Goal of the exercise
Examine the material below. Gather every line in which the string "Trattoria" appears.

(Items listed in a dataset)
↓

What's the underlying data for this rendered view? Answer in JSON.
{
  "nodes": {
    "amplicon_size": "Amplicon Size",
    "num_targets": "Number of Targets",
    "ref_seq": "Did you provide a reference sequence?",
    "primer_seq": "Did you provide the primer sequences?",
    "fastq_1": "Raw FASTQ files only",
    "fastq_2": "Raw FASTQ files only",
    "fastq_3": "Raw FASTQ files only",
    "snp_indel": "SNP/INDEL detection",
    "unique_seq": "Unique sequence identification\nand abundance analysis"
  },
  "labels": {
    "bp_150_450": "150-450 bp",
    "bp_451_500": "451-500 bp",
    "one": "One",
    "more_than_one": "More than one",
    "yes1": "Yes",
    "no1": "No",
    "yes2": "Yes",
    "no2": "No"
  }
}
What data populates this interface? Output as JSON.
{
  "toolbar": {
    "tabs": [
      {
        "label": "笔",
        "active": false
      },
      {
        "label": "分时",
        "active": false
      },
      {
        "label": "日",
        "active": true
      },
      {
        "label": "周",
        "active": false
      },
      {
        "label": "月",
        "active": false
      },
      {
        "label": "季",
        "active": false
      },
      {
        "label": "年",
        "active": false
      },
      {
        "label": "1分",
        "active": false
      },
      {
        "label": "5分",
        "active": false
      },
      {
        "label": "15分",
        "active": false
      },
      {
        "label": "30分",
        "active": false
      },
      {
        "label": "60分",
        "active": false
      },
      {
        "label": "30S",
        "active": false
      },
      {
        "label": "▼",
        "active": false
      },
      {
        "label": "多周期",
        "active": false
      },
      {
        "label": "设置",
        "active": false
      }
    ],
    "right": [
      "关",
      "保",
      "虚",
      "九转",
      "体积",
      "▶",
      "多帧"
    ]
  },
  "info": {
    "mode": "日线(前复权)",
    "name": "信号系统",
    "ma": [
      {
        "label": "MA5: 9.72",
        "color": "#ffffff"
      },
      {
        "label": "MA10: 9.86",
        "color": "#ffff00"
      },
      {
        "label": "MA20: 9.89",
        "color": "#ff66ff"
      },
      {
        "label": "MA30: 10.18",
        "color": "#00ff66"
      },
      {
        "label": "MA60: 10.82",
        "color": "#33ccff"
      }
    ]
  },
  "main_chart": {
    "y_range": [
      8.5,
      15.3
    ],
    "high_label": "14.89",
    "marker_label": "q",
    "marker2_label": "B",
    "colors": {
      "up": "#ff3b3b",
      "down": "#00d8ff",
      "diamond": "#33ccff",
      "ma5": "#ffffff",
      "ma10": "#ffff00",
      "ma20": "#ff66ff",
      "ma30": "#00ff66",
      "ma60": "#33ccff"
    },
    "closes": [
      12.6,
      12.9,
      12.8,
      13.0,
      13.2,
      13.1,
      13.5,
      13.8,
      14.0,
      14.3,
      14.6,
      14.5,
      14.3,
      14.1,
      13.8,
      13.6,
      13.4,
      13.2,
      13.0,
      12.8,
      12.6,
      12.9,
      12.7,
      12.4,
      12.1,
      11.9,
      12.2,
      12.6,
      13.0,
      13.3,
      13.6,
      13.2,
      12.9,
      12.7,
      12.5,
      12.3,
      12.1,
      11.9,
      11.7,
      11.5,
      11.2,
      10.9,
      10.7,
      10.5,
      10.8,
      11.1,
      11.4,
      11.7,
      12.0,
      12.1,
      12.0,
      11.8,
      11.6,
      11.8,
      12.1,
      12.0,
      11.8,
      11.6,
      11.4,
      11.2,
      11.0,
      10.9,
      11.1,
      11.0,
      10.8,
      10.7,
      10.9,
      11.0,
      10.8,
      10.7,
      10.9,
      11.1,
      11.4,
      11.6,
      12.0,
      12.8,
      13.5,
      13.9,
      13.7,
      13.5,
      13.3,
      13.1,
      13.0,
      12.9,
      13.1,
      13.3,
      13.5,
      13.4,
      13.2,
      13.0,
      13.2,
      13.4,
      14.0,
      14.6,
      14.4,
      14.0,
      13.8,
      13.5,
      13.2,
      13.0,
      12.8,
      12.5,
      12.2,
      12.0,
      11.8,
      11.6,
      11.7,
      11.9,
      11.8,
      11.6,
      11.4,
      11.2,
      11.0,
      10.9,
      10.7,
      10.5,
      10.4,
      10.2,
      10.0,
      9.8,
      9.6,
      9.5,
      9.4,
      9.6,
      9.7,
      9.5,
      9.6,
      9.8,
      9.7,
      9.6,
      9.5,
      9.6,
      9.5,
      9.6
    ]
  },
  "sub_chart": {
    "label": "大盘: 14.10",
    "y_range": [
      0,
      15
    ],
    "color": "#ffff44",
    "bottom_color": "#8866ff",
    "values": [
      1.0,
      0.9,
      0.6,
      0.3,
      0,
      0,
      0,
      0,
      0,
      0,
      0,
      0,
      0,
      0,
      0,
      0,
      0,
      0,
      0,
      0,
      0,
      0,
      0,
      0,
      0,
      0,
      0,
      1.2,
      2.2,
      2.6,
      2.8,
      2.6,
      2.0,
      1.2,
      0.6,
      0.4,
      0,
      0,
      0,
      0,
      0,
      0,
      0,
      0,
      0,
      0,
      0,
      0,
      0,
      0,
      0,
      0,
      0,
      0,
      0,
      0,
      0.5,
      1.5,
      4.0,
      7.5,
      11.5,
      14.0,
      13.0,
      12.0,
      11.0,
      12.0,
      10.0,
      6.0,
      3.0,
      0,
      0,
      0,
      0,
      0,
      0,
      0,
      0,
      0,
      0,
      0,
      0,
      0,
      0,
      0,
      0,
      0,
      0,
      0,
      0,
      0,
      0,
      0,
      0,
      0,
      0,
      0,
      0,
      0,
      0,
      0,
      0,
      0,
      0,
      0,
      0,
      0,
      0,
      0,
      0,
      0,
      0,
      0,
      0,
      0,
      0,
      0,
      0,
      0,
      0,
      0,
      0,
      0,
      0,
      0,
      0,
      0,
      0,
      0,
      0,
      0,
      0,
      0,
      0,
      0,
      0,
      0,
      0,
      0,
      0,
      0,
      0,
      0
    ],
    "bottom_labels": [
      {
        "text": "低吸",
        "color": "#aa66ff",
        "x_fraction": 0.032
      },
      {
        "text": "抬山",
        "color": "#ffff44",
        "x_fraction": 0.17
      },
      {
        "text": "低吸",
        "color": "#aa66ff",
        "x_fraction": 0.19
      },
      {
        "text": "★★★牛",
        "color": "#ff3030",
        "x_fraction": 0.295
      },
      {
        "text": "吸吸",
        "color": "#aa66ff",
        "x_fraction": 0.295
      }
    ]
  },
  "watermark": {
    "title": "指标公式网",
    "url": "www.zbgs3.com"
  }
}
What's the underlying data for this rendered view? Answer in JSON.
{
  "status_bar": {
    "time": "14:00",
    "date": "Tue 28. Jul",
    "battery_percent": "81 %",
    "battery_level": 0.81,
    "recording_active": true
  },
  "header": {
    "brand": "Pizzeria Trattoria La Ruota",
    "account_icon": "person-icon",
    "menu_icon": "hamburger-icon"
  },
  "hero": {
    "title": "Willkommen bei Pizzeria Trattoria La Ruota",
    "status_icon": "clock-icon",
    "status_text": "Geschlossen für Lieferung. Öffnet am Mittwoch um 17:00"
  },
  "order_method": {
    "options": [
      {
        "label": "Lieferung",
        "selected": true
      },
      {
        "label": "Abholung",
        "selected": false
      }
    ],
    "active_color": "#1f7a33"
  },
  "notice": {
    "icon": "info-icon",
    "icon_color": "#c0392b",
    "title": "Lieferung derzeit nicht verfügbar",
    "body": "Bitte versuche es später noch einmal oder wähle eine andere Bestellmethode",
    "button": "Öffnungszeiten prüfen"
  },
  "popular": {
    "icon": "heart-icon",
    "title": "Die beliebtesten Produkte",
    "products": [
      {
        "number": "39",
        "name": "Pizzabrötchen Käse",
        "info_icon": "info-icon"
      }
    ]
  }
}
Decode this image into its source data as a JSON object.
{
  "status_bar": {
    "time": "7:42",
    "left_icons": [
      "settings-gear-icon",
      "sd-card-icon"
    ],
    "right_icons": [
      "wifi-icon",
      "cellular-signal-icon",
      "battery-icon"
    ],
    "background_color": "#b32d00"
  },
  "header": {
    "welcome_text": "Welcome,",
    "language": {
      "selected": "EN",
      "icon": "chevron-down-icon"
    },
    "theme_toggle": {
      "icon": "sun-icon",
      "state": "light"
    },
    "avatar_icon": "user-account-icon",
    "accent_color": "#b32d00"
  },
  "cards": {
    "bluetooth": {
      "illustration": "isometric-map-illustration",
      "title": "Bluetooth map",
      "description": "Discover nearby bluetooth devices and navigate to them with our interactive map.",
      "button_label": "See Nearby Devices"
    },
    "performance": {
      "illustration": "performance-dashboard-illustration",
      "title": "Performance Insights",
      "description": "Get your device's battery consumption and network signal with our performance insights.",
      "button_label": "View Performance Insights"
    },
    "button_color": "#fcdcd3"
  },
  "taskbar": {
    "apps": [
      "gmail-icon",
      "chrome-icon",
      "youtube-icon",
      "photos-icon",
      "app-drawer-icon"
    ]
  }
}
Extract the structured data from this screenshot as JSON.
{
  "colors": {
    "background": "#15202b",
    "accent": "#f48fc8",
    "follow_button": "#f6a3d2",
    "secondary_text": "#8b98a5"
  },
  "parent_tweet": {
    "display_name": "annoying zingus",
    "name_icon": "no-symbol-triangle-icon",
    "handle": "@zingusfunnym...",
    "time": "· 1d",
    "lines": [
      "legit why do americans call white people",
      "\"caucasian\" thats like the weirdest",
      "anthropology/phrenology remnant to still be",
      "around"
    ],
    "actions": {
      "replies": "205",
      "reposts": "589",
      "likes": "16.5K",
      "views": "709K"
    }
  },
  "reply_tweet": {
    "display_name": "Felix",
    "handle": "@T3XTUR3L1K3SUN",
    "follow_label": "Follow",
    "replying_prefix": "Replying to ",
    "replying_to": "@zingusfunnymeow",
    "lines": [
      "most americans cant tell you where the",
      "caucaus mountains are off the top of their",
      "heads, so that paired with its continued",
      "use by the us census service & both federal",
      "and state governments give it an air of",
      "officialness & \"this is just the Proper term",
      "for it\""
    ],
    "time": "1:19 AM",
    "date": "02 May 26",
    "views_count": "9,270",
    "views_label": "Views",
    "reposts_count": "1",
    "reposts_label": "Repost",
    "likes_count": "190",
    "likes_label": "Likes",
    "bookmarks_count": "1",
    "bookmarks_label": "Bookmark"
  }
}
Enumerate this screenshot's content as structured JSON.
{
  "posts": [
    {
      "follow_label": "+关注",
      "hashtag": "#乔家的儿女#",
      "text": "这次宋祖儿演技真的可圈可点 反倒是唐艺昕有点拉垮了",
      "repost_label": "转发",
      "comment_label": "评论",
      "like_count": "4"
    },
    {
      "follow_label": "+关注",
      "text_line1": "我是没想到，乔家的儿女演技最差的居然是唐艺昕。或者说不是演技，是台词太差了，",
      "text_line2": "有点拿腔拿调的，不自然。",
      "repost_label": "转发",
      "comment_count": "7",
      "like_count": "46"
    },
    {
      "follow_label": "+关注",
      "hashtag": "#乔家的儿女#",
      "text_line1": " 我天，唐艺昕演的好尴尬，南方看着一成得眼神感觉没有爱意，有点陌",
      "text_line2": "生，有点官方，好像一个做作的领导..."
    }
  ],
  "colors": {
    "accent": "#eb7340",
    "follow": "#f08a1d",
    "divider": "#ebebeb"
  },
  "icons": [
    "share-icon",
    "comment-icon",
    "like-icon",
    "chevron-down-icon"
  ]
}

↑

The result
    "brand": "Pizzeria Trattoria La Ruota",
    "title": "Willkommen bei Pizzeria Trattoria La Ruota",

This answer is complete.